**Problem:**
This exercise calls for every line of the data below with the string "Bushdoktrinen" in it.

(Data shown Opens)

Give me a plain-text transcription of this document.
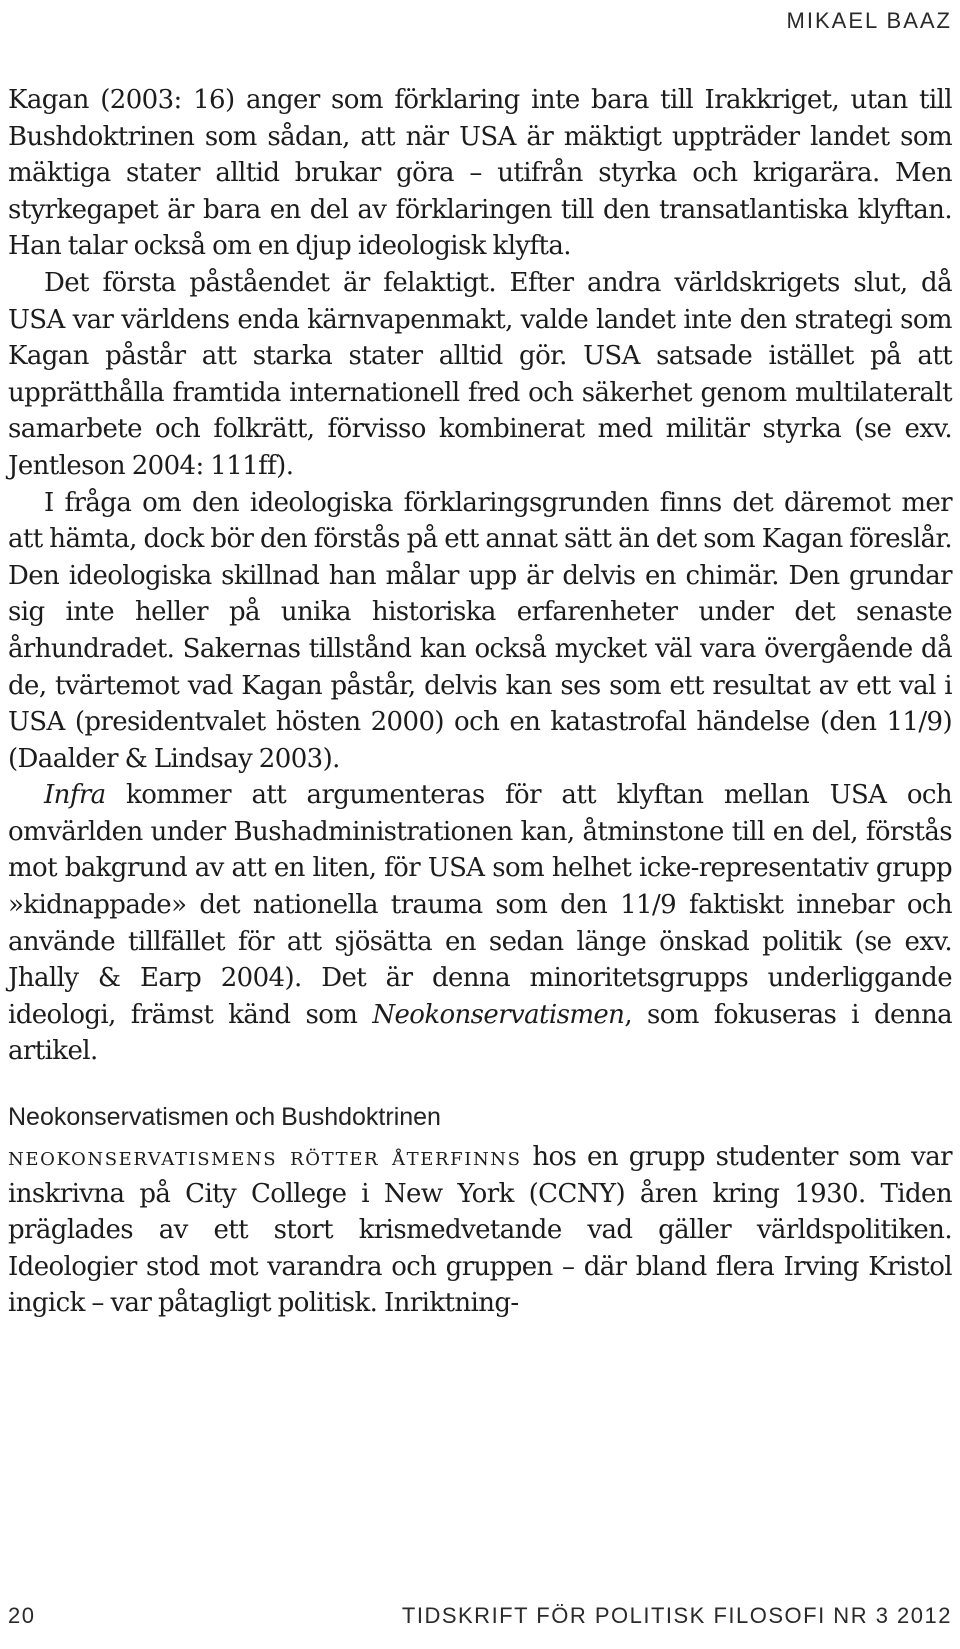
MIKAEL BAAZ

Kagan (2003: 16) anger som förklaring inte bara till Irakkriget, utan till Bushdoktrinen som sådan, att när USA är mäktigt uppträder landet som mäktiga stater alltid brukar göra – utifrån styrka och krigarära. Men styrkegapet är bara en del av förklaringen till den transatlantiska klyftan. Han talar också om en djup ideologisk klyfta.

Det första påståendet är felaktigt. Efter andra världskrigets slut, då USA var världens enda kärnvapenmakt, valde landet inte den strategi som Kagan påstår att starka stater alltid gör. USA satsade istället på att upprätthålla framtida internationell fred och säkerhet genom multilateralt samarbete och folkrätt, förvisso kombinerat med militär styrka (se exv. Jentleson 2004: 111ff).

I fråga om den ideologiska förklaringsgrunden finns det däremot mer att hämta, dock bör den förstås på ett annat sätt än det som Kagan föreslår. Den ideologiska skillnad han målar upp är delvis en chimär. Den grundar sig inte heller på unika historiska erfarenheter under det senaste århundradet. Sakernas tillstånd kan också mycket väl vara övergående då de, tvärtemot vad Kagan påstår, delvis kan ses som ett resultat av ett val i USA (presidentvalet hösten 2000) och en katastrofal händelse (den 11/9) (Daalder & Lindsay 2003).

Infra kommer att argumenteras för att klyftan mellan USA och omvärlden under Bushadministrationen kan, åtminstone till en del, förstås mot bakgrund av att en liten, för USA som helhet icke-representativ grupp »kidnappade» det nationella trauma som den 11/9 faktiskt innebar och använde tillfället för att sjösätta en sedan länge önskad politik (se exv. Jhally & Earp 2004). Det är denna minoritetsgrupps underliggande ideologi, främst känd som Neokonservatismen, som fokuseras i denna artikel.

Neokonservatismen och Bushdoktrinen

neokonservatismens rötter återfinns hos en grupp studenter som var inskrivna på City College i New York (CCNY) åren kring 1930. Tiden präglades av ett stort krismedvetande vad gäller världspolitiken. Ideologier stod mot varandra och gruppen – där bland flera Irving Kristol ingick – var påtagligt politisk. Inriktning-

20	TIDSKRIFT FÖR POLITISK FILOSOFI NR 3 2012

(Data shown Closes)

**Answer to this exercise:**
Kagan (2003: 16) anger som förklaring inte bara till Irakkriget, utan till Bushdoktrinen som sådan, att när USA är mäktigt uppträder landet som mäktiga stater alltid brukar göra – utifrån styrka och krigarära. Men styrkegapet är bara en del av förklaringen till den transatlantiska klyftan. Han talar också om en djup ideologisk klyfta.
Neokonservatismen och Bushdoktrinen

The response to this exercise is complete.